WORK TO BE COMPLETED: Put every line of the material below into a numbered list, skipping blank lines. Leave the pictures out of your answer.

═══ MATERIAL FOR THIS EXERCISE

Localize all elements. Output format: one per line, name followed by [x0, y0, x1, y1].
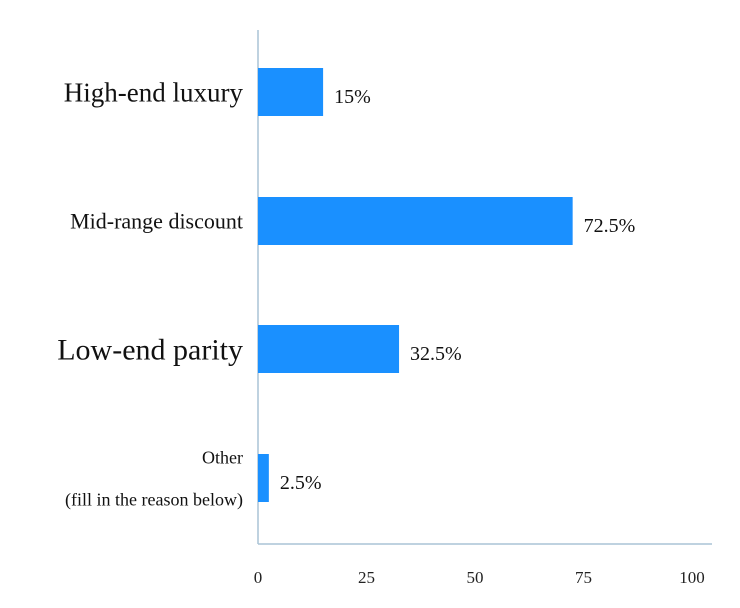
bar-value-label: 2.5% [280, 472, 322, 494]
bar [258, 197, 573, 245]
category-label: (fill in the reason below) [65, 489, 243, 510]
x-tick-label: 100 [679, 568, 705, 587]
bar [258, 454, 269, 502]
bar-value-label: 72.5% [584, 215, 636, 237]
category-label: Mid-range discount [70, 209, 243, 234]
x-tick-label: 50 [467, 568, 484, 587]
bars-group [258, 68, 573, 502]
category-label: Other [202, 447, 243, 467]
x-tick-label: 25 [358, 568, 375, 587]
bar-value-label: 32.5% [410, 343, 462, 365]
bar [258, 68, 324, 116]
bar [258, 325, 400, 373]
x-tick-label: 75 [575, 568, 592, 587]
category-label: High-end luxury [64, 77, 244, 107]
category-label: Low-end parity [57, 334, 243, 367]
bar-value-label: 15% [334, 86, 371, 108]
x-tick-labels-group: 0 25 50 75 100 [254, 568, 705, 587]
value-labels-group: 15% 72.5% 32.5% 2.5% [280, 86, 635, 494]
category-labels-group: High-end luxury Mid-range discount Low-end… [57, 77, 243, 510]
x-tick-label: 0 [254, 568, 263, 587]
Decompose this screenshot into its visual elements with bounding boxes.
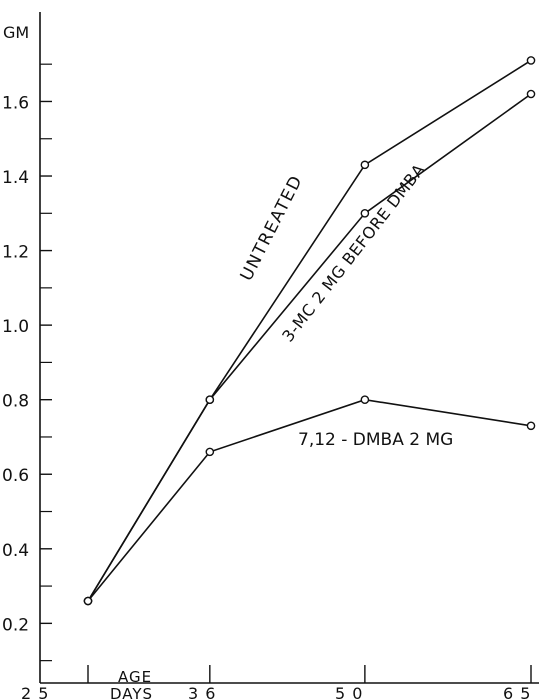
x-tick-label: 5 0 xyxy=(335,684,363,700)
y-tick-label: 1.0 xyxy=(2,317,29,337)
series-line-2 xyxy=(87,398,532,602)
y-tick-label: 1.2 xyxy=(2,243,29,263)
x-axis-title-age: AGE xyxy=(118,668,152,686)
y-tick-label: 0.2 xyxy=(2,615,29,635)
data-point xyxy=(526,421,536,431)
data-point xyxy=(526,89,536,99)
y-tick-label: 0.6 xyxy=(2,466,29,486)
data-point xyxy=(205,447,215,457)
y-tick-label: 1.4 xyxy=(2,168,29,188)
data-point xyxy=(360,160,370,170)
series-line-1 xyxy=(87,93,532,602)
axes xyxy=(39,12,539,684)
data-point xyxy=(205,395,215,404)
x-axis-title-days: DAYS xyxy=(110,685,153,700)
series-points xyxy=(83,56,536,606)
y-tick-label: 0.8 xyxy=(2,392,29,412)
data-point xyxy=(360,395,370,404)
data-point xyxy=(360,208,370,218)
x-tick-label: 6 5 xyxy=(503,684,531,700)
x-tick-label: 2 5 xyxy=(21,684,49,700)
series-lines xyxy=(87,59,532,602)
tick-group: 0.2 0.4 0.6 0.8 1.0 1.2 1.4 1.6 2 5 3 6 5 0 6 5 xyxy=(2,63,532,700)
series-label-dmba: 7,12 - DMBA 2 MG xyxy=(298,430,453,450)
y-tick-label: 0.4 xyxy=(2,541,29,561)
data-point xyxy=(83,596,93,606)
y-axis-title: GM xyxy=(3,23,29,42)
data-point xyxy=(526,56,536,65)
x-tick-label: 3 6 xyxy=(188,684,216,700)
y-tick-label: 1.6 xyxy=(2,93,29,113)
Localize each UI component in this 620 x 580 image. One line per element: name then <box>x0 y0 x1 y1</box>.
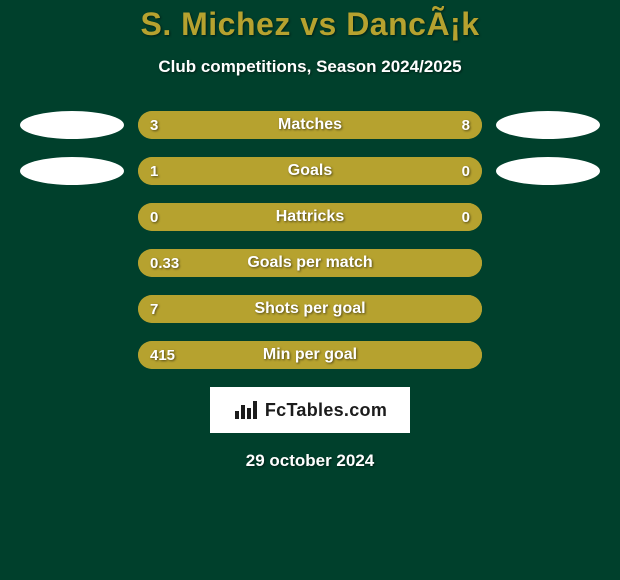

══════

COMPLETE ANSWER:
1. Localize all elements. Output format: one per line, name followed by [x0, y0, x1, y1].
2. bar-value-label: 2.5% [280, 472, 322, 494]
3. bar [258, 197, 573, 245]
4. category-label: (fill in the reason below) [65, 489, 243, 510]
5. x-tick-label: 100 [679, 568, 705, 587]
6. bar [258, 454, 269, 502]
7. bar-value-label: 72.5% [584, 215, 636, 237]
8. category-label: Mid-range discount [70, 209, 243, 234]
9. x-tick-label: 50 [467, 568, 484, 587]
10. bars-group [258, 68, 573, 502]
11. category-label: Other [202, 447, 243, 467]
12. x-tick-label: 25 [358, 568, 375, 587]
13. bar-value-label: 32.5% [410, 343, 462, 365]
14. bar [258, 68, 324, 116]
15. bar [258, 325, 400, 373]
16. x-tick-label: 75 [575, 568, 592, 587]
17. category-label: High-end luxury [64, 77, 244, 107]
18. category-label: Low-end parity [57, 334, 243, 367]
19. bar-value-label: 15% [334, 86, 371, 108]
20. x-tick-labels-group: 0 25 50 75 100 [254, 568, 705, 587]
21. value-labels-group: 15% 72.5% 32.5% 2.5% [280, 86, 635, 494]
22. category-labels-group: High-end luxury Mid-range discount Low-end… [57, 77, 243, 510]
23. x-tick-label: 0 [254, 568, 263, 587]
24. Decompose this screenshot into its visual elements with bounding boxes.
25. x-tick-label: 5 0 xyxy=(335,684,363,700)
26. y-tick-label: 1.0 xyxy=(2,317,29,337)
27. series-line-2 xyxy=(87,398,532,602)
28. y-tick-label: 1.2 xyxy=(2,243,29,263)
29. x-axis-title-age: AGE xyxy=(118,668,152,686)
30. y-tick-label: 0.2 xyxy=(2,615,29,635)
31. data-point xyxy=(526,421,536,431)
32. data-point xyxy=(526,89,536,99)
33. y-tick-label: 0.6 xyxy=(2,466,29,486)
34. data-point xyxy=(205,447,215,457)
35. y-tick-label: 1.4 xyxy=(2,168,29,188)
36. data-point xyxy=(360,160,370,170)
37. series-line-1 xyxy=(87,93,532,602)
38. axes xyxy=(39,12,539,684)
39. data-point xyxy=(205,395,215,404)
40. x-axis-title-days: DAYS xyxy=(110,685,153,700)
41. series-points xyxy=(83,56,536,606)
42. y-tick-label: 0.8 xyxy=(2,392,29,412)
43. data-point xyxy=(360,395,370,404)
44. data-point xyxy=(360,208,370,218)
45. x-tick-label: 6 5 xyxy=(503,684,531,700)
46. x-tick-label: 2 5 xyxy=(21,684,49,700)
47. series-lines xyxy=(87,59,532,602)
48. tick-group: 0.2 0.4 0.6 0.8 1.0 1.2 1.4 1.6 2 5 3 6 5 0 6 5 xyxy=(2,63,532,700)
49. series-label-dmba: 7,12 - DMBA 2 MG xyxy=(298,430,453,450)
50. y-tick-label: 0.4 xyxy=(2,541,29,561)
51. data-point xyxy=(83,596,93,606)
52. y-axis-title: GM xyxy=(3,23,29,42)
53. data-point xyxy=(526,56,536,65)
54. x-tick-label: 3 6 xyxy=(188,684,216,700)
55. y-tick-label: 1.6 xyxy=(2,93,29,113)
56. Localize each UI component in this 620 x 580 image. One line per element: name then <box>x0 y0 x1 y1</box>.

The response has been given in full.